> [DATASET EXTRACT]
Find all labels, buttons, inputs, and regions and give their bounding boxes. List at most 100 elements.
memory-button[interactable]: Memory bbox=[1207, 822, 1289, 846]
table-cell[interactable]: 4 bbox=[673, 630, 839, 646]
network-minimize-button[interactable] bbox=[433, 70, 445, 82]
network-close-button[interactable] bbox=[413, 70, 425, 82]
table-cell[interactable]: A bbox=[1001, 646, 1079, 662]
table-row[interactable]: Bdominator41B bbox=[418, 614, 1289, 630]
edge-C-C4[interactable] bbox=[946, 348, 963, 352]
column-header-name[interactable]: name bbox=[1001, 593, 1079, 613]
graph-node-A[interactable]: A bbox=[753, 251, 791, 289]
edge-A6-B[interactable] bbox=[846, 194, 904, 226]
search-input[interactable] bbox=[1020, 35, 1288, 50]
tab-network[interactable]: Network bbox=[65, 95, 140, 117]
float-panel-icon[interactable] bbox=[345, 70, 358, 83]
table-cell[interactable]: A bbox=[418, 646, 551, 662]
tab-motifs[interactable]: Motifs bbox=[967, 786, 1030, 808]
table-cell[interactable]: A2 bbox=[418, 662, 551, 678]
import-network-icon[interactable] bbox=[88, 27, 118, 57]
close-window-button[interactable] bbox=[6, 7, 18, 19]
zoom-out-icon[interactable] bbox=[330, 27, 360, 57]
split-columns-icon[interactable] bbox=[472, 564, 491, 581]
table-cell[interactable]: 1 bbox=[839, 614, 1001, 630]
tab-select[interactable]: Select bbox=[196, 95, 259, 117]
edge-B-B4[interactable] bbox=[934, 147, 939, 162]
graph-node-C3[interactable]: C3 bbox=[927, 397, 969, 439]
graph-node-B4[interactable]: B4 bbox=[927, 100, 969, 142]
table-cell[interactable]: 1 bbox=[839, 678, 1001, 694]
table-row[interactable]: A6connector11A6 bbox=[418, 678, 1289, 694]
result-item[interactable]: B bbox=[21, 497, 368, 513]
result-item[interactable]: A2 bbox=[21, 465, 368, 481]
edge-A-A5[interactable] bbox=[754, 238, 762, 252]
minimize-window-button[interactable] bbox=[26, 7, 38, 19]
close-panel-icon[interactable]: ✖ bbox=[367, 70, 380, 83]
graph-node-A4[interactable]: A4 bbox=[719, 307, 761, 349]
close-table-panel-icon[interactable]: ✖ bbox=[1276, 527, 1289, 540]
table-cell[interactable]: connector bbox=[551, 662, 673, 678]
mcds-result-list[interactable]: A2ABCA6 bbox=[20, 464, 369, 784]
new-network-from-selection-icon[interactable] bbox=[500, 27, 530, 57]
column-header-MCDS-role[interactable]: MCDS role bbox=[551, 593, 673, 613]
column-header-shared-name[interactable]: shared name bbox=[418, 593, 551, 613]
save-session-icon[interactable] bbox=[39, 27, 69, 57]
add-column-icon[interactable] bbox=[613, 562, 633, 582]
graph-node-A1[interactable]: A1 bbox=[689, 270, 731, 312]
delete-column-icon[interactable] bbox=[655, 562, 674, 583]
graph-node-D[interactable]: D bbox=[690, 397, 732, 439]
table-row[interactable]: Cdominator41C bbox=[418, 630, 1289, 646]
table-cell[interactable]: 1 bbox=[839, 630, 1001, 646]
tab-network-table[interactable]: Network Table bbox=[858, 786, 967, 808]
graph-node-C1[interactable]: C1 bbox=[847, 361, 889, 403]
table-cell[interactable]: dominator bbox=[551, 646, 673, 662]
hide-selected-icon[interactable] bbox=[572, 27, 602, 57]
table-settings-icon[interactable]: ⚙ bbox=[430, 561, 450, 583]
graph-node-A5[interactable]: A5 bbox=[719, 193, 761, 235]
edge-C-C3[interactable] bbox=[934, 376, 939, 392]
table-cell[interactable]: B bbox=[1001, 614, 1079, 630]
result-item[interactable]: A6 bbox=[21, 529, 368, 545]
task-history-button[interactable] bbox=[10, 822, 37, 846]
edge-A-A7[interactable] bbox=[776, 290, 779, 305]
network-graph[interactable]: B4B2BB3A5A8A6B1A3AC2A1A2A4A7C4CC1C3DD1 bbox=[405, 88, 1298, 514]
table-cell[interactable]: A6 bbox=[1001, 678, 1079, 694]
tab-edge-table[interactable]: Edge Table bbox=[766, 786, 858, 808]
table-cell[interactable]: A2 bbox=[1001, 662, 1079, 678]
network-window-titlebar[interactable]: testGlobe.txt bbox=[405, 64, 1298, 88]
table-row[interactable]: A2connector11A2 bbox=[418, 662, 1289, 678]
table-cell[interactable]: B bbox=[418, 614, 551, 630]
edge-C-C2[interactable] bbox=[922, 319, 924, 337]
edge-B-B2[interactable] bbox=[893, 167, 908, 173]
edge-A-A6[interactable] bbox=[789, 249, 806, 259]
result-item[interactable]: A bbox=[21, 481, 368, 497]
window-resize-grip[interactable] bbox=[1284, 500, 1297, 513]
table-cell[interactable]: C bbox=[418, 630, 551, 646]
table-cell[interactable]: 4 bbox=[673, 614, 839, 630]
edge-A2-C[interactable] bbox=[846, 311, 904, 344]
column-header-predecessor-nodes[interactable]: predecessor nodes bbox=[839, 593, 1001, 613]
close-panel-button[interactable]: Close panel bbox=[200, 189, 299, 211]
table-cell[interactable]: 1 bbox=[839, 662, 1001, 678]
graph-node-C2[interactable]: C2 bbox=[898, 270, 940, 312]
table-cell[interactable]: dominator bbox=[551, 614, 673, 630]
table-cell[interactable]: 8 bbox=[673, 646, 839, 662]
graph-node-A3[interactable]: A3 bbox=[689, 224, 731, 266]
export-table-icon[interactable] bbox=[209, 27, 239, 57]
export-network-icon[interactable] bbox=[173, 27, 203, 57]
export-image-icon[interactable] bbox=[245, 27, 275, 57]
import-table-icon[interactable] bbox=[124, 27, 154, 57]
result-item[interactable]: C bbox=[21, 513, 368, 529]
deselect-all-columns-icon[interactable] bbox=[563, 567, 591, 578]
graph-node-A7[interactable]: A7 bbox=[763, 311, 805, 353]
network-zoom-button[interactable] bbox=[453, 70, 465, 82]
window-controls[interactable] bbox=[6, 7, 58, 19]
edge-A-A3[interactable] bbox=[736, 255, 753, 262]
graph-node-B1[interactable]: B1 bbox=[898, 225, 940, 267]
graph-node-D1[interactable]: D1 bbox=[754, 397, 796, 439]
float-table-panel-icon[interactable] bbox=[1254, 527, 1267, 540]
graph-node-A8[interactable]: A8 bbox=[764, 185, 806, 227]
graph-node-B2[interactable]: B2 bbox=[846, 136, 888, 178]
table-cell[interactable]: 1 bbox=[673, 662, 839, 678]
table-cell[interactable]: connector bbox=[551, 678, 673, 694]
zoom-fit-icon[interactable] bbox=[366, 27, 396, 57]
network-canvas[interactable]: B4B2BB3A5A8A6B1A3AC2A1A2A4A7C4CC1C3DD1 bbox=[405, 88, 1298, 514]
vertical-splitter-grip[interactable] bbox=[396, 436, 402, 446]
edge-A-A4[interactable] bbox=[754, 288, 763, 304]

> [WHAT YOU NEED TO DO] Format every line of the entries above as a JSON list of strings, one string per line, omitting blank lines.

> [TASK RESPONSE]
[
  "Find all labels, buttons, inputs, and regions and give their bounding boxes. List at most 100 elements.",
  "memory-button[interactable]: Memory bbox=[1207, 822, 1289, 846]",
  "table-cell[interactable]: 4 bbox=[673, 630, 839, 646]",
  "network-minimize-button[interactable] bbox=[433, 70, 445, 82]",
  "network-close-button[interactable] bbox=[413, 70, 425, 82]",
  "table-cell[interactable]: A bbox=[1001, 646, 1079, 662]",
  "table-row[interactable]: Bdominator41B bbox=[418, 614, 1289, 630]",
  "edge-C-C4[interactable] bbox=[946, 348, 963, 352]",
  "column-header-name[interactable]: name bbox=[1001, 593, 1079, 613]",
  "graph-node-A[interactable]: A bbox=[753, 251, 791, 289]",
  "edge-A6-B[interactable] bbox=[846, 194, 904, 226]",
  "search-input[interactable] bbox=[1020, 35, 1288, 50]",
  "tab-network[interactable]: Network bbox=[65, 95, 140, 117]",
  "float-panel-icon[interactable] bbox=[345, 70, 358, 83]",
  "table-cell[interactable]: A bbox=[418, 646, 551, 662]",
  "tab-motifs[interactable]: Motifs bbox=[967, 786, 1030, 808]",
  "table-cell[interactable]: A2 bbox=[418, 662, 551, 678]",
  "import-network-icon[interactable] bbox=[88, 27, 118, 57]",
  "close-window-button[interactable] bbox=[6, 7, 18, 19]",
  "zoom-out-icon[interactable] bbox=[330, 27, 360, 57]",
  "split-columns-icon[interactable] bbox=[472, 564, 491, 581]",
  "table-cell[interactable]: 1 bbox=[839, 614, 1001, 630]",
  "tab-select[interactable]: Select bbox=[196, 95, 259, 117]",
  "edge-B-B4[interactable] bbox=[934, 147, 939, 162]",
  "graph-node-C3[interactable]: C3 bbox=[927, 397, 969, 439]",
  "graph-node-B4[interactable]: B4 bbox=[927, 100, 969, 142]",
  "table-cell[interactable]: 1 bbox=[839, 678, 1001, 694]",
  "table-row[interactable]: A6connector11A6 bbox=[418, 678, 1289, 694]",
  "result-item[interactable]: B bbox=[21, 497, 368, 513]",
  "result-item[interactable]: A2 bbox=[21, 465, 368, 481]",
  "edge-A-A5[interactable] bbox=[754, 238, 762, 252]",
  "minimize-window-button[interactable] bbox=[26, 7, 38, 19]",
  "close-panel-icon[interactable]: ✖ bbox=[367, 70, 380, 83]",
  "graph-node-A4[interactable]: A4 bbox=[719, 307, 761, 349]",
  "close-table-panel-icon[interactable]: ✖ bbox=[1276, 527, 1289, 540]",
  "table-cell[interactable]: connector bbox=[551, 662, 673, 678]",
  "mcds-result-list[interactable]: A2ABCA6 bbox=[20, 464, 369, 784]",
  "new-network-from-selection-icon[interactable] bbox=[500, 27, 530, 57]",
  "column-header-MCDS-role[interactable]: MCDS role bbox=[551, 593, 673, 613]",
  "column-header-shared-name[interactable]: shared name bbox=[418, 593, 551, 613]",
  "save-session-icon[interactable] bbox=[39, 27, 69, 57]",
  "add-column-icon[interactable] bbox=[613, 562, 633, 582]",
  "graph-node-A1[interactable]: A1 bbox=[689, 270, 731, 312]",
  "delete-column-icon[interactable] bbox=[655, 562, 674, 583]",
  "graph-node-D[interactable]: D bbox=[690, 397, 732, 439]",
  "table-row[interactable]: Cdominator41C bbox=[418, 630, 1289, 646]",
  "table-cell[interactable]: 1 bbox=[839, 630, 1001, 646]",
  "tab-network-table[interactable]: Network Table bbox=[858, 786, 967, 808]",
  "graph-node-C1[interactable]: C1 bbox=[847, 361, 889, 403]",
  "table-cell[interactable]: dominator bbox=[551, 646, 673, 662]",
  "hide-selected-icon[interactable] bbox=[572, 27, 602, 57]",
  "table-settings-icon[interactable]: ⚙ bbox=[430, 561, 450, 583]",
  "graph-node-A5[interactable]: A5 bbox=[719, 193, 761, 235]",
  "edge-C-C3[interactable] bbox=[934, 376, 939, 392]",
  "table-cell[interactable]: B bbox=[1001, 614, 1079, 630]",
  "result-item[interactable]: A6 bbox=[21, 529, 368, 545]",
  "task-history-button[interactable] bbox=[10, 822, 37, 846]",
  "edge-A-A7[interactable] bbox=[776, 290, 779, 305]",
  "network-graph[interactable]: B4B2BB3A5A8A6B1A3AC2A1A2A4A7C4CC1C3DD1 bbox=[405, 88, 1298, 514]",
  "table-cell[interactable]: A6 bbox=[1001, 678, 1079, 694]",
  "tab-edge-table[interactable]: Edge Table bbox=[766, 786, 858, 808]",
  "table-cell[interactable]: A2 bbox=[1001, 662, 1079, 678]",
  "network-window-titlebar[interactable]: testGlobe.txt bbox=[405, 64, 1298, 88]",
  "table-row[interactable]: A2connector11A2 bbox=[418, 662, 1289, 678]",
  "table-cell[interactable]: B bbox=[418, 614, 551, 630]",
  "edge-C-C2[interactable] bbox=[922, 319, 924, 337]",
  "edge-B-B2[interactable] bbox=[893, 167, 908, 173]",
  "edge-A-A6[interactable] bbox=[789, 249, 806, 259]",
  "result-item[interactable]: A bbox=[21, 481, 368, 497]",
  "window-resize-grip[interactable] bbox=[1284, 500, 1297, 513]",
  "table-cell[interactable]: C bbox=[418, 630, 551, 646]",
  "table-cell[interactable]: 4 bbox=[673, 614, 839, 630]",
  "edge-A2-C[interactable] bbox=[846, 311, 904, 344]",
  "column-header-predecessor-nodes[interactable]: predecessor nodes bbox=[839, 593, 1001, 613]",
  "close-panel-button[interactable]: Close panel bbox=[200, 189, 299, 211]",
  "table-cell[interactable]: 1 bbox=[839, 662, 1001, 678]",
  "graph-node-C2[interactable]: C2 bbox=[898, 270, 940, 312]",
  "table-cell[interactable]: dominator bbox=[551, 614, 673, 630]",
  "table-cell[interactable]: 8 bbox=[673, 646, 839, 662]",
  "graph-node-A3[interactable]: A3 bbox=[689, 224, 731, 266]",
  "export-table-icon[interactable] bbox=[209, 27, 239, 57]",
  "export-network-icon[interactable] bbox=[173, 27, 203, 57]",
  "export-image-icon[interactable] bbox=[245, 27, 275, 57]",
  "import-table-icon[interactable] bbox=[124, 27, 154, 57]",
  "result-item[interactable]: C bbox=[21, 513, 368, 529]",
  "deselect-all-columns-icon[interactable] bbox=[563, 567, 591, 578]",
  "graph-node-A7[interactable]: A7 bbox=[763, 311, 805, 353]",
  "network-zoom-button[interactable] bbox=[453, 70, 465, 82]",
  "window-controls[interactable] bbox=[6, 7, 58, 19]",
  "edge-A-A3[interactable] bbox=[736, 255, 753, 262]",
  "graph-node-B1[interactable]: B1 bbox=[898, 225, 940, 267]",
  "graph-node-D1[interactable]: D1 bbox=[754, 397, 796, 439]",
  "float-table-panel-icon[interactable] bbox=[1254, 527, 1267, 540]",
  "graph-node-A8[interactable]: A8 bbox=[764, 185, 806, 227]",
  "graph-node-B2[interactable]: B2 bbox=[846, 136, 888, 178]",
  "table-cell[interactable]: 1 bbox=[673, 662, 839, 678]",
  "table-cell[interactable]: connector bbox=[551, 678, 673, 694]",
  "zoom-fit-icon[interactable] bbox=[366, 27, 396, 57]",
  "network-canvas[interactable]: B4B2BB3A5A8A6B1A3AC2A1A2A4A7C4CC1C3DD1 bbox=[405, 88, 1298, 514]",
  "vertical-splitter-grip[interactable] bbox=[396, 436, 402, 446]",
  "edge-A-A4[interactable] bbox=[754, 288, 763, 304]"
]